Exercise directions
Determine how many lines carry the word "Average". Output that number only.

Material provided
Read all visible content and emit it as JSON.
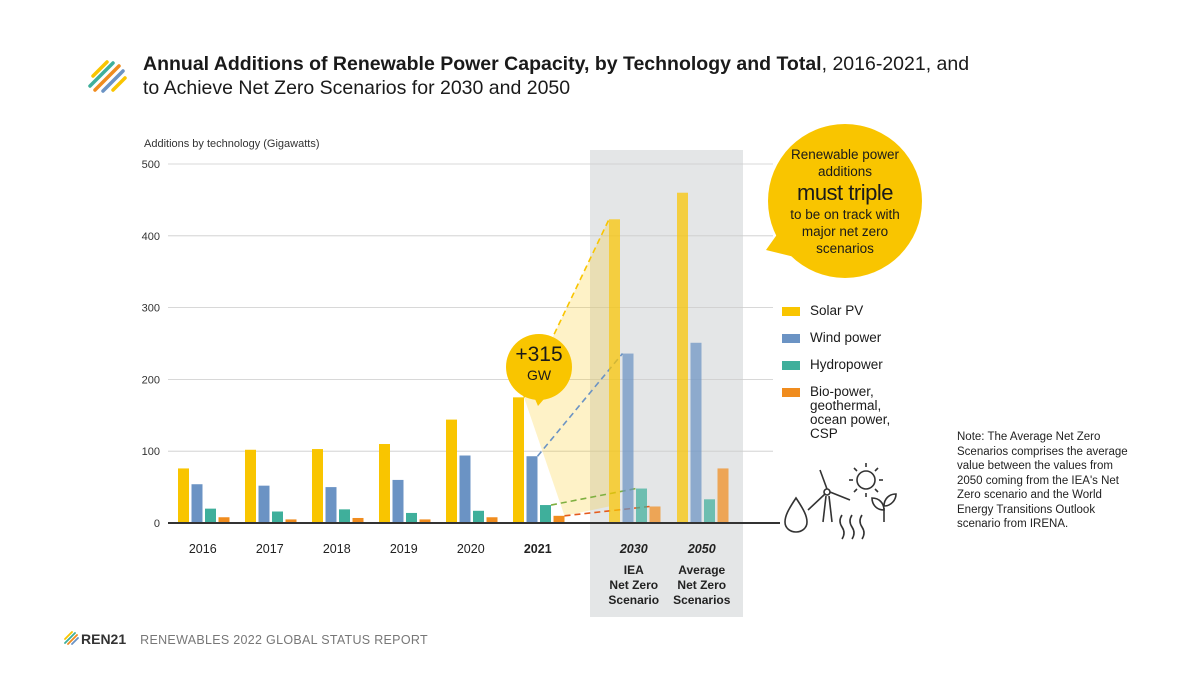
{
  "title": {
    "bold": "Annual Additions of Renewable Power Capacity, by Technology and Total",
    "normal": ", 2016-2021, and to Achieve Net Zero Scenarios for 2030 and 2050"
  },
  "footer": {
    "brand": "REN21",
    "report": "RENEWABLES 2022 GLOBAL STATUS REPORT"
  },
  "callout": {
    "line1": "Renewable power additions",
    "emphasis": "must triple",
    "line2": "to be on track with major net zero scenarios"
  },
  "bubble": {
    "value": "+315",
    "unit": "GW"
  },
  "note": "Note: The Average Net Zero Scenarios comprises the average value between the values from 2050 coming from the IEA's Net Zero scenario and the World Energy Transitions Outlook scenario from IRENA.",
  "colors": {
    "solar": "#F9C500",
    "wind": "#6B93C4",
    "hydro": "#3FAF9B",
    "bio": "#F08C1E",
    "scenario_bg": "#E4E6E7",
    "grid": "#cccccc",
    "axis": "#333333"
  },
  "chart_data": {
    "type": "bar",
    "ylabel": "Additions by technology (Gigawatts)",
    "ylim": [
      0,
      500
    ],
    "yticks": [
      0,
      100,
      200,
      300,
      400,
      500
    ],
    "grid": true,
    "legend_position": "right",
    "categories": [
      "2016",
      "2017",
      "2018",
      "2019",
      "2020",
      "2021",
      "2030",
      "2050"
    ],
    "category_sublabels": [
      "",
      "",
      "",
      "",
      "",
      "",
      "IEA Net Zero Scenario",
      "Average Net Zero Scenarios"
    ],
    "series": [
      {
        "name": "Solar PV",
        "color": "#F9C500",
        "values": [
          76,
          102,
          103,
          110,
          144,
          175,
          423,
          460
        ]
      },
      {
        "name": "Wind power",
        "color": "#6B93C4",
        "values": [
          54,
          52,
          50,
          60,
          94,
          93,
          236,
          251
        ]
      },
      {
        "name": "Hydropower",
        "color": "#3FAF9B",
        "values": [
          20,
          16,
          19,
          14,
          17,
          25,
          48,
          33
        ]
      },
      {
        "name": "Bio-power, geothermal, ocean power, CSP",
        "color": "#F08C1E",
        "values": [
          8,
          5,
          7,
          5,
          8,
          10,
          23,
          76
        ]
      }
    ],
    "annotations": [
      "+315 GW",
      "must triple"
    ]
  }
}
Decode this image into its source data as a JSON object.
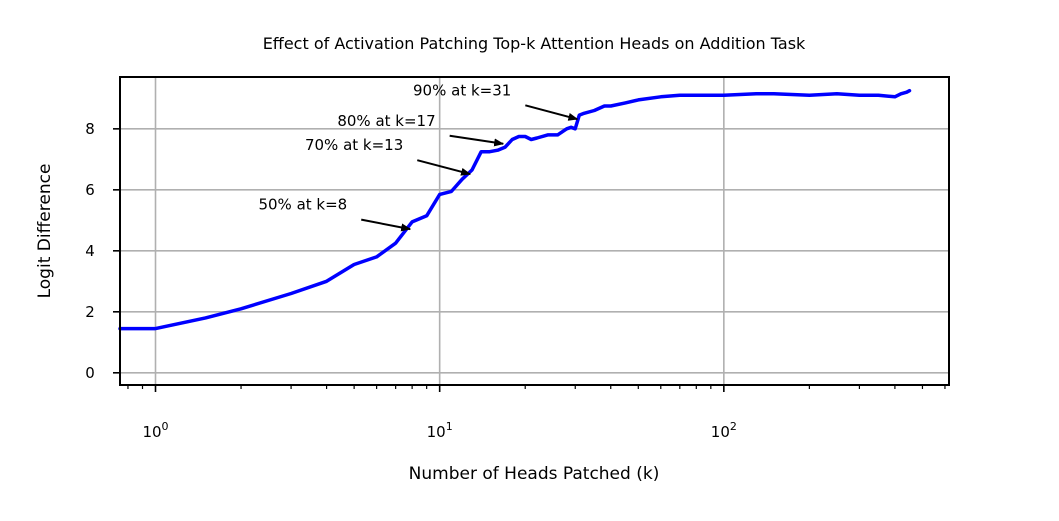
{
  "chart_data": {
    "type": "line",
    "title": "Effect of Activation Patching Top-k Attention Heads on Addition Task",
    "xlabel": "Number of Heads Patched (k)",
    "ylabel": "Logit Difference",
    "x_scale": "log",
    "xlim": [
      0.75,
      620
    ],
    "ylim": [
      -0.4,
      9.7
    ],
    "grid": true,
    "line_color": "#0000ff",
    "x_ticks": [
      {
        "value": 1,
        "base": "10",
        "exp": "0"
      },
      {
        "value": 10,
        "base": "10",
        "exp": "1"
      },
      {
        "value": 100,
        "base": "10",
        "exp": "2"
      }
    ],
    "y_ticks": [
      0,
      2,
      4,
      6,
      8
    ],
    "series": [
      {
        "x": [
          0.75,
          1,
          1.5,
          2,
          3,
          4,
          5,
          6,
          7,
          8,
          9,
          10,
          11,
          12,
          13,
          14,
          15,
          16,
          17,
          18,
          19,
          20,
          21,
          22,
          24,
          26,
          28,
          29,
          30,
          31,
          32,
          35,
          38,
          40,
          45,
          50,
          60,
          70,
          80,
          100,
          130,
          150,
          200,
          250,
          300,
          350,
          400,
          420,
          440,
          450
        ],
        "y": [
          1.45,
          1.45,
          1.8,
          2.1,
          2.6,
          3.0,
          3.55,
          3.8,
          4.25,
          4.95,
          5.15,
          5.85,
          5.95,
          6.35,
          6.65,
          7.25,
          7.25,
          7.3,
          7.4,
          7.65,
          7.75,
          7.75,
          7.65,
          7.7,
          7.8,
          7.8,
          8.0,
          8.05,
          8.0,
          8.45,
          8.5,
          8.6,
          8.75,
          8.75,
          8.85,
          8.95,
          9.05,
          9.1,
          9.1,
          9.1,
          9.15,
          9.15,
          9.1,
          9.15,
          9.1,
          9.1,
          9.05,
          9.15,
          9.2,
          9.25
        ]
      }
    ],
    "annotations": [
      {
        "text": "50% at k=8",
        "point": [
          8,
          4.7
        ],
        "text_at": [
          3.3,
          5.35
        ]
      },
      {
        "text": "70% at k=13",
        "point": [
          13,
          6.5
        ],
        "text_at": [
          5.0,
          7.3
        ]
      },
      {
        "text": "80% at k=17",
        "point": [
          17,
          7.5
        ],
        "text_at": [
          6.5,
          8.1
        ]
      },
      {
        "text": "90% at k=31",
        "point": [
          31,
          8.3
        ],
        "text_at": [
          12.0,
          9.1
        ]
      }
    ]
  }
}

Expected answer
2